* EXERCISE REQUIREMENTS
Search the records for "mortality" and copy each line that holds it.

::::

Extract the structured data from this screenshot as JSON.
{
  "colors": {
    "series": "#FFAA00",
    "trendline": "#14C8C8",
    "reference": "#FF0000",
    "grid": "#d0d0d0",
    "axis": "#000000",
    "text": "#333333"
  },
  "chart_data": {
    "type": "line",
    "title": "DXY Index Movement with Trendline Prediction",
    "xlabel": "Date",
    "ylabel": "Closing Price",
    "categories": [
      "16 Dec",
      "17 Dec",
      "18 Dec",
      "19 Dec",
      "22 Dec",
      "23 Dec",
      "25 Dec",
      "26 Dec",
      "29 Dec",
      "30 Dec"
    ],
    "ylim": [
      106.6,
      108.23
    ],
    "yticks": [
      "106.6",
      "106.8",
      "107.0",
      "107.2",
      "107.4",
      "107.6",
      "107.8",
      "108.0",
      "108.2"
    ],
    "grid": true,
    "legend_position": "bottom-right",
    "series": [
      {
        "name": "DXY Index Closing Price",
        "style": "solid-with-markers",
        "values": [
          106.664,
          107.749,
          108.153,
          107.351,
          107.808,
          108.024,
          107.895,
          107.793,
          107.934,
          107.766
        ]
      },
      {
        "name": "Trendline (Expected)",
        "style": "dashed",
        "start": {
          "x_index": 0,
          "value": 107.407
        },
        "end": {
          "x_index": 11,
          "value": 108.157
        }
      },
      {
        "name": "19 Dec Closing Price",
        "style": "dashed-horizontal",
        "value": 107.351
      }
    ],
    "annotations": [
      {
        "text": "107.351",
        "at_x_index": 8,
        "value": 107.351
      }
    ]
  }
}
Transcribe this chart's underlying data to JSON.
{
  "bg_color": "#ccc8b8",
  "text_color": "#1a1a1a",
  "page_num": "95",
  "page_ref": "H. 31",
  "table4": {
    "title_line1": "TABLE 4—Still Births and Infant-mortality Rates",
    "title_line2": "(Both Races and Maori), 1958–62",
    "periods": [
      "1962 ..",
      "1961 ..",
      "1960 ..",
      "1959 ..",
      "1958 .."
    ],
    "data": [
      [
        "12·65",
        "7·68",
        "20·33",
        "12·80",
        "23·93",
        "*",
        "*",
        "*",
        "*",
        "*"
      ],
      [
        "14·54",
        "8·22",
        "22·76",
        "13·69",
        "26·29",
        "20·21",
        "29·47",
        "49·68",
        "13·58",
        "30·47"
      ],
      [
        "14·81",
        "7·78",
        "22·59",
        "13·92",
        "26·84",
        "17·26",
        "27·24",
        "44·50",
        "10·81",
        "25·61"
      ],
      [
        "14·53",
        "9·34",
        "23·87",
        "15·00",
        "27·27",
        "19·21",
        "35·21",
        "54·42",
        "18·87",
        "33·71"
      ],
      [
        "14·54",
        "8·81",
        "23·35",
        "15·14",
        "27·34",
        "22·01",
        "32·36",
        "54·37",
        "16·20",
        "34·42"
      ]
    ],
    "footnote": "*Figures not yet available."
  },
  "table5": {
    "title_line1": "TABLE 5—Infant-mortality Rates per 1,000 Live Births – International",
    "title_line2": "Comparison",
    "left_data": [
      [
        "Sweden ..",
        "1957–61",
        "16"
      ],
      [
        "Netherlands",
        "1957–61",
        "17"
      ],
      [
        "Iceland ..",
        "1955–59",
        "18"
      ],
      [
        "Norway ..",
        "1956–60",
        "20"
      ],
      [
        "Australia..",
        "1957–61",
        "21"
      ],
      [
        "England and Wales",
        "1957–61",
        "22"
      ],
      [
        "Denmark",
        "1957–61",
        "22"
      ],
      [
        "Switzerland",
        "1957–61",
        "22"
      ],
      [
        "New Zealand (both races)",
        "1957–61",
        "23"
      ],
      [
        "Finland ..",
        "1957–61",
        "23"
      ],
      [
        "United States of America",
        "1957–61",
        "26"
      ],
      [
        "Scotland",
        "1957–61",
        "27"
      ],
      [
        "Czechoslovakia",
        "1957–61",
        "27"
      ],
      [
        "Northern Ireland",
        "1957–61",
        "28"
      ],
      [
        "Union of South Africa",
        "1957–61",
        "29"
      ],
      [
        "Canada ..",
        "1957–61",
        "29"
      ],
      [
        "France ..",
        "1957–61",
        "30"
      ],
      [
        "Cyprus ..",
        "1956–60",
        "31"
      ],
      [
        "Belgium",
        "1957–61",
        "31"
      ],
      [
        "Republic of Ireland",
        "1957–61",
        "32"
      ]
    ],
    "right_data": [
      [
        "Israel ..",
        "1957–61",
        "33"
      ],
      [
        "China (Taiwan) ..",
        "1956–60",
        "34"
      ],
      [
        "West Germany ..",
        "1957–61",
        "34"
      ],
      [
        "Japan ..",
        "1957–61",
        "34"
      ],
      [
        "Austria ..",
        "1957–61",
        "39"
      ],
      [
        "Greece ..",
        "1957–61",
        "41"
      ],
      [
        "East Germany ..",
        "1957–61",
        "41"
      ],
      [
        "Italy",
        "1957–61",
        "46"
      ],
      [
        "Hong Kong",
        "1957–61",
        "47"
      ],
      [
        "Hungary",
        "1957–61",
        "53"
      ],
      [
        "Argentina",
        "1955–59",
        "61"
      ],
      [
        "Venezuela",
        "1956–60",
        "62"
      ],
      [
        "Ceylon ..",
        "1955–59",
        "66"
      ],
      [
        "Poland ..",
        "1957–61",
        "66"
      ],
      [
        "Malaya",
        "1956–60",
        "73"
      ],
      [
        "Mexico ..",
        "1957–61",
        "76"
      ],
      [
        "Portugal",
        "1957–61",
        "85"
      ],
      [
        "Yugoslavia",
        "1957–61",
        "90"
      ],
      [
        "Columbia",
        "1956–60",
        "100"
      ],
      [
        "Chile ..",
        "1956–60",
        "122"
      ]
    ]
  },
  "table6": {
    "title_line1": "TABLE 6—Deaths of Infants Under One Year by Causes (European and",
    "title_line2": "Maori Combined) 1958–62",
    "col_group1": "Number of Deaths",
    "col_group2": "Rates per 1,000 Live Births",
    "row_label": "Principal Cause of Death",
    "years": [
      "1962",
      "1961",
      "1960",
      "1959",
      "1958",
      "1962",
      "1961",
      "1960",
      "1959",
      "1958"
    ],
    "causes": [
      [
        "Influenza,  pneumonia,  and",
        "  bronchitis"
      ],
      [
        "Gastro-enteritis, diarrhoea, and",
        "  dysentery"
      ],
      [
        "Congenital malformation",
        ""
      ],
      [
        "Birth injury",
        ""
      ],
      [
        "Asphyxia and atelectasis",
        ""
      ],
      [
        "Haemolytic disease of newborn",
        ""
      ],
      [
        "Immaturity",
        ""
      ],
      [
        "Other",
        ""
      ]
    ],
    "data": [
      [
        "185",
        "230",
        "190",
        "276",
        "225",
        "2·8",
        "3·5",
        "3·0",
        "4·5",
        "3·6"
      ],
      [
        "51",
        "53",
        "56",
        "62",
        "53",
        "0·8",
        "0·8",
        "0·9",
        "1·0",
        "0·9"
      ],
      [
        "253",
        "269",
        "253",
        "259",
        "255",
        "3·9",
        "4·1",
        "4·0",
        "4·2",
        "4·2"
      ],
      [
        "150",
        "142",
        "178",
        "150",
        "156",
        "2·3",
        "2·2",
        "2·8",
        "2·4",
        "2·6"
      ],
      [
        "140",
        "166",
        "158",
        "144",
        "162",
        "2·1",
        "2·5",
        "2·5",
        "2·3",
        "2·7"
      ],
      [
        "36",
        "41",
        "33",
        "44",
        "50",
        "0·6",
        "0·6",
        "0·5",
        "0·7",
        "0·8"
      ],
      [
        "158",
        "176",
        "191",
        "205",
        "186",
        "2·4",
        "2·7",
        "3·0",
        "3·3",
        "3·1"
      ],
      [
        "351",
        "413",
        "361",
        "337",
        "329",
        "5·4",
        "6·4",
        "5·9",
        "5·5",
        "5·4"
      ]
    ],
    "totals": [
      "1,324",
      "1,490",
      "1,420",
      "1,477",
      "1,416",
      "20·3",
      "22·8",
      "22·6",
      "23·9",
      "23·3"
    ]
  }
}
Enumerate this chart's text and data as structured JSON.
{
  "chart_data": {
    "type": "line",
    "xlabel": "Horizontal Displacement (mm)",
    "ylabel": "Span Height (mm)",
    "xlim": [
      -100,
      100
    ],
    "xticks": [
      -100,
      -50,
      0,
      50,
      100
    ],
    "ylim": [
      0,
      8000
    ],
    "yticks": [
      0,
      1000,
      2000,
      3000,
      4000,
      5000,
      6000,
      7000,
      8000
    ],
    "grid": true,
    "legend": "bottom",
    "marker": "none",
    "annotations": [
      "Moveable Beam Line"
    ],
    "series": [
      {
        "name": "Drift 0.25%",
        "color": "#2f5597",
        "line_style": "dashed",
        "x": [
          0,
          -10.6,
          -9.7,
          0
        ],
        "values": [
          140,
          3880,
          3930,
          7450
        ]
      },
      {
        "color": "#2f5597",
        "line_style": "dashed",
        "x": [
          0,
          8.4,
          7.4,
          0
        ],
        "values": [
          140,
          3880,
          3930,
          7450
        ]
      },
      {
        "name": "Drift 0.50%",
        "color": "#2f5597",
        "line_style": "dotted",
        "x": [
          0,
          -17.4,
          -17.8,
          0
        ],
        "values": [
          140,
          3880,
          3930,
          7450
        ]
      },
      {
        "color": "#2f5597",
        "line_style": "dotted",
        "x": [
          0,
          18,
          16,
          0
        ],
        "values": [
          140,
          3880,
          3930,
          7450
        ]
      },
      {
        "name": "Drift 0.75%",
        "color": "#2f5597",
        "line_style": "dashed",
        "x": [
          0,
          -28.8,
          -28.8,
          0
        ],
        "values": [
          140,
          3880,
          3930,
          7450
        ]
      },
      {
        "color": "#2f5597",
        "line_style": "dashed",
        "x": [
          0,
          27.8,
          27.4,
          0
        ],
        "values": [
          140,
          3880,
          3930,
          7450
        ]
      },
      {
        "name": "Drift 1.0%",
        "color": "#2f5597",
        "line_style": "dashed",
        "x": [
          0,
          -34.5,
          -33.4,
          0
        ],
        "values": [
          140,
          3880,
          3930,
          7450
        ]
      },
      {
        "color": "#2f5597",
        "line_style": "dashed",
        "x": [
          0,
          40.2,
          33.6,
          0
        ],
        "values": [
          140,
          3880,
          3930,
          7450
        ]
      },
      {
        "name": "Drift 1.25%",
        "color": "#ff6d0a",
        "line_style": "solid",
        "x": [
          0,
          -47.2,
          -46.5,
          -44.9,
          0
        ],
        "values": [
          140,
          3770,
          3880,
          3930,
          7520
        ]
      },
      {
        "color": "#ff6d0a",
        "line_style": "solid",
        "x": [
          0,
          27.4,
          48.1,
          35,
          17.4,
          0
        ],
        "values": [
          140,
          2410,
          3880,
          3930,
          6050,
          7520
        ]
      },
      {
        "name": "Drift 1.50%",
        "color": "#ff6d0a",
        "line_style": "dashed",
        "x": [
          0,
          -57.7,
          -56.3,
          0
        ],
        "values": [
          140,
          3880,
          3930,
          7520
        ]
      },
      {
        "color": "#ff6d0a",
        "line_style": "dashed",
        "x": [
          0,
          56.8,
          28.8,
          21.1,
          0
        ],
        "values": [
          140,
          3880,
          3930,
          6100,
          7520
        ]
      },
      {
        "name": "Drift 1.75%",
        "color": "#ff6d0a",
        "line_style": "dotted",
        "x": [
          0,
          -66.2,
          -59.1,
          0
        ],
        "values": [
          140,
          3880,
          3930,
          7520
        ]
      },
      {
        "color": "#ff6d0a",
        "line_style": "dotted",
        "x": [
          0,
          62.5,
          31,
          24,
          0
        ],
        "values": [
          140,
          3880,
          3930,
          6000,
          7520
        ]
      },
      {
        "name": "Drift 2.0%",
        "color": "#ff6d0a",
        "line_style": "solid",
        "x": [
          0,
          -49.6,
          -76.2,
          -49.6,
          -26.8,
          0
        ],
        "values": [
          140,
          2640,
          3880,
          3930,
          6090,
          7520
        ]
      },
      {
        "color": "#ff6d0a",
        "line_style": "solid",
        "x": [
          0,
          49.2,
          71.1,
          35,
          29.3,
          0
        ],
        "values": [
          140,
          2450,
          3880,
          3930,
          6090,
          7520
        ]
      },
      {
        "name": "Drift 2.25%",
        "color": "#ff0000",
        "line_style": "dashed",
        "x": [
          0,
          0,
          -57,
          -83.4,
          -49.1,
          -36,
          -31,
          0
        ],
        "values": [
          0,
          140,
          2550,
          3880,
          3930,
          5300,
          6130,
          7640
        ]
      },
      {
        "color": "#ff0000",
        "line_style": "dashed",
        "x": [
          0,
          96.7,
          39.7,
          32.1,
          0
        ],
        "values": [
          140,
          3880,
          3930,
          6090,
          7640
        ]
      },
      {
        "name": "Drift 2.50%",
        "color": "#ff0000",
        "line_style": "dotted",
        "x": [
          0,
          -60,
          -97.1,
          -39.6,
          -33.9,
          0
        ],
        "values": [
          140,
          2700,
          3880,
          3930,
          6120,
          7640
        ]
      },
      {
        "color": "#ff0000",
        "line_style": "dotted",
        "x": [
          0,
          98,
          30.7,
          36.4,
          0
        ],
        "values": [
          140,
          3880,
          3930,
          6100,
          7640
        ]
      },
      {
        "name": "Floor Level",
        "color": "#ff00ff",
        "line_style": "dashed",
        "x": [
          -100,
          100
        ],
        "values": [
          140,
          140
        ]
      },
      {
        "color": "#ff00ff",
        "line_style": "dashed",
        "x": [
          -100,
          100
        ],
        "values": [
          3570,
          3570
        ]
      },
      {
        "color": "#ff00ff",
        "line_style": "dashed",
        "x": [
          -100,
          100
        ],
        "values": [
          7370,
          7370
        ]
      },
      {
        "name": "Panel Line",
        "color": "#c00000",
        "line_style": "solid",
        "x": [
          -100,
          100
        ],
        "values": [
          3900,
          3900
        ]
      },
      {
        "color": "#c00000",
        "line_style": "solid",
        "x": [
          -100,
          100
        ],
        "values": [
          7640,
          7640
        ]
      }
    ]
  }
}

::::

* FINAL RESULT
    "title_line1": "TABLE 4—Still Births and Infant-mortality Rates",
    "title_line1": "TABLE 5—Infant-mortality Rates per 1,000 Live Births – International",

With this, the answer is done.